#### [TASK DESCRIPTION]
Reproduce the material below from its first line through the line containing "field-label: Comment [512, 506, 565, 523]", including both of those lines.

#### [ENTRIES PROVIDED]
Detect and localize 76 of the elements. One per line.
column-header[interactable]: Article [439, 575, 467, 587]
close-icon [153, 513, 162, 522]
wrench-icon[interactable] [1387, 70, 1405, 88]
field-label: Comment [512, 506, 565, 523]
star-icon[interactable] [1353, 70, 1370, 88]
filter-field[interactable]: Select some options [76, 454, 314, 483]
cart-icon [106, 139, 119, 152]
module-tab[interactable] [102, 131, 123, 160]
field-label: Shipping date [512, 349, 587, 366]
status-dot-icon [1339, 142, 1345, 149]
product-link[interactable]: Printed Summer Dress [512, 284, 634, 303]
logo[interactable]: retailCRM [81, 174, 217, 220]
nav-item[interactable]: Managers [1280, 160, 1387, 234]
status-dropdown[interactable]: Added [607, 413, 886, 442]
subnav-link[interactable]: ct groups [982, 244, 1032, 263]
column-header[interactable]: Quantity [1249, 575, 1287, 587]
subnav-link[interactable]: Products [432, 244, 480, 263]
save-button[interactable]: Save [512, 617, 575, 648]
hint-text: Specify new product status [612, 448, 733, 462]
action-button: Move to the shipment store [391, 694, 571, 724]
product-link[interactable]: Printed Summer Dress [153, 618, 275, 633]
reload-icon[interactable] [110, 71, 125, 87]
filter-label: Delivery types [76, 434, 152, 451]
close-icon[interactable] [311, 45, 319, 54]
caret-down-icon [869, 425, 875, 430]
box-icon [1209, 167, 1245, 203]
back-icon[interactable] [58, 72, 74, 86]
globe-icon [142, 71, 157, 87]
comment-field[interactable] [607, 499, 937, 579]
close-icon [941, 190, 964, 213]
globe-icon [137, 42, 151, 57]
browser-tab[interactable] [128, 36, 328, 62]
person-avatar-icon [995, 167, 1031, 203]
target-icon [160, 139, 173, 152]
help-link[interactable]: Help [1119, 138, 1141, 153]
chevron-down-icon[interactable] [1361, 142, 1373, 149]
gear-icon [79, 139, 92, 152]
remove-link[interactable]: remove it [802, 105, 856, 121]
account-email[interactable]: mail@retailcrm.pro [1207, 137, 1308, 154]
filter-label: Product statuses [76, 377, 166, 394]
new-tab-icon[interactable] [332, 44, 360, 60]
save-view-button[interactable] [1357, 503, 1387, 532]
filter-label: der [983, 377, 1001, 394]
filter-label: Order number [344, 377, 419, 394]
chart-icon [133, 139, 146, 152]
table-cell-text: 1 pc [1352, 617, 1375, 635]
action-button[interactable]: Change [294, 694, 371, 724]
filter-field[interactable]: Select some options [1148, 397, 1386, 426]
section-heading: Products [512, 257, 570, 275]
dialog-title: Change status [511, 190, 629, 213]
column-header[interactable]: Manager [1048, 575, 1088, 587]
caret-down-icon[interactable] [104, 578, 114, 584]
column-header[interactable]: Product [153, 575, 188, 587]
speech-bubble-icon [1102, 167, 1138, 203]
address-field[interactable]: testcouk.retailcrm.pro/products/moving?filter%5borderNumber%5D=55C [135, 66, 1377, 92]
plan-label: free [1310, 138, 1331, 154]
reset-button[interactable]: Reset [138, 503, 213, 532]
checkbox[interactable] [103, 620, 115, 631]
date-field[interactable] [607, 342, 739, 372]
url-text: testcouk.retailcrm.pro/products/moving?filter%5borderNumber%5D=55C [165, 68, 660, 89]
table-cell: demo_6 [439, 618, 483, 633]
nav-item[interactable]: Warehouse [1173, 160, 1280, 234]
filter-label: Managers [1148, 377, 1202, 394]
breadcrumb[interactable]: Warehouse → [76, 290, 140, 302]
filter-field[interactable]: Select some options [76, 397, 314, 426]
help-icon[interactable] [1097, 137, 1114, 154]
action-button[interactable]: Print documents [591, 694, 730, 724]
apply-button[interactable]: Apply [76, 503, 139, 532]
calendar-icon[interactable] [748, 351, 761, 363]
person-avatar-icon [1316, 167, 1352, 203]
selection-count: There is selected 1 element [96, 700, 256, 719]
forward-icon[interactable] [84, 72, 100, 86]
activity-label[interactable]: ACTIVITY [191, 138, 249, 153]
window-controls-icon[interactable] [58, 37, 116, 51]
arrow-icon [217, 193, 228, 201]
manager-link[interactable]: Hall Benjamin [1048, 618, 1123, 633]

#### [THE OUTPUT]
Detect and localize 76 of the elements. One per line.
column-header[interactable]: Article [439, 575, 467, 587]
close-icon [153, 513, 162, 522]
wrench-icon[interactable] [1387, 70, 1405, 88]
field-label: Comment [512, 506, 565, 523]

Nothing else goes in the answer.